[Records excerpted from a collection]
--- BEGIN ---

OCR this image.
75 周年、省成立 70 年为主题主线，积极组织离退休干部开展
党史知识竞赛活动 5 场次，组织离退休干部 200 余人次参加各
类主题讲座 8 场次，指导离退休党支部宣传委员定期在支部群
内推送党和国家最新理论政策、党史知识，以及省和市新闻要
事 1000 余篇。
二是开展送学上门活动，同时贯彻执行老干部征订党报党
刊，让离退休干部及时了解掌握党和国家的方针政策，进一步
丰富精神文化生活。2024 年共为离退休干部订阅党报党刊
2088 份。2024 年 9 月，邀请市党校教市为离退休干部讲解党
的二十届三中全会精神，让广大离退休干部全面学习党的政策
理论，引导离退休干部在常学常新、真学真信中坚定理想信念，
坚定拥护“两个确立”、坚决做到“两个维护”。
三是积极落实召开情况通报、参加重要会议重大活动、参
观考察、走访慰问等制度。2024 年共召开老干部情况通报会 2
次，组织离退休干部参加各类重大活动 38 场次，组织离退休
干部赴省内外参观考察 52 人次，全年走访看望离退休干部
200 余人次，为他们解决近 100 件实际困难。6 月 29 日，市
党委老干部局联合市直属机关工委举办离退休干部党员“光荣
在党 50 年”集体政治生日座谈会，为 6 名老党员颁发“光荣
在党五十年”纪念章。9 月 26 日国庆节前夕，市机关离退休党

--- END ---

Work to complete
Every entry should be output exactly as written, please.

Response
OCR this image.
75 周年、省成立 70 年为主题主线，积极组织离退休干部开展
党史知识竞赛活动 5 场次，组织离退休干部 200 余人次参加各
类主题讲座 8 场次，指导离退休党支部宣传委员定期在支部群
内推送党和国家最新理论政策、党史知识，以及省和市新闻要
事 1000 余篇。
二是开展送学上门活动，同时贯彻执行老干部征订党报党
刊，让离退休干部及时了解掌握党和国家的方针政策，进一步
丰富精神文化生活。2024 年共为离退休干部订阅党报党刊
2088 份。2024 年 9 月，邀请市党校教市为离退休干部讲解党
的二十届三中全会精神，让广大离退休干部全面学习党的政策
理论，引导离退休干部在常学常新、真学真信中坚定理想信念，
坚定拥护“两个确立”、坚决做到“两个维护”。
三是积极落实召开情况通报、参加重要会议重大活动、参
观考察、走访慰问等制度。2024 年共召开老干部情况通报会 2
次，组织离退休干部参加各类重大活动 38 场次，组织离退休
干部赴省内外参观考察 52 人次，全年走访看望离退休干部
200 余人次，为他们解决近 100 件实际困难。6 月 29 日，市
党委老干部局联合市直属机关工委举办离退休干部党员“光荣
在党 50 年”集体政治生日座谈会，为 6 名老党员颁发“光荣
在党五十年”纪念章。9 月 26 日国庆节前夕，市机关离退休党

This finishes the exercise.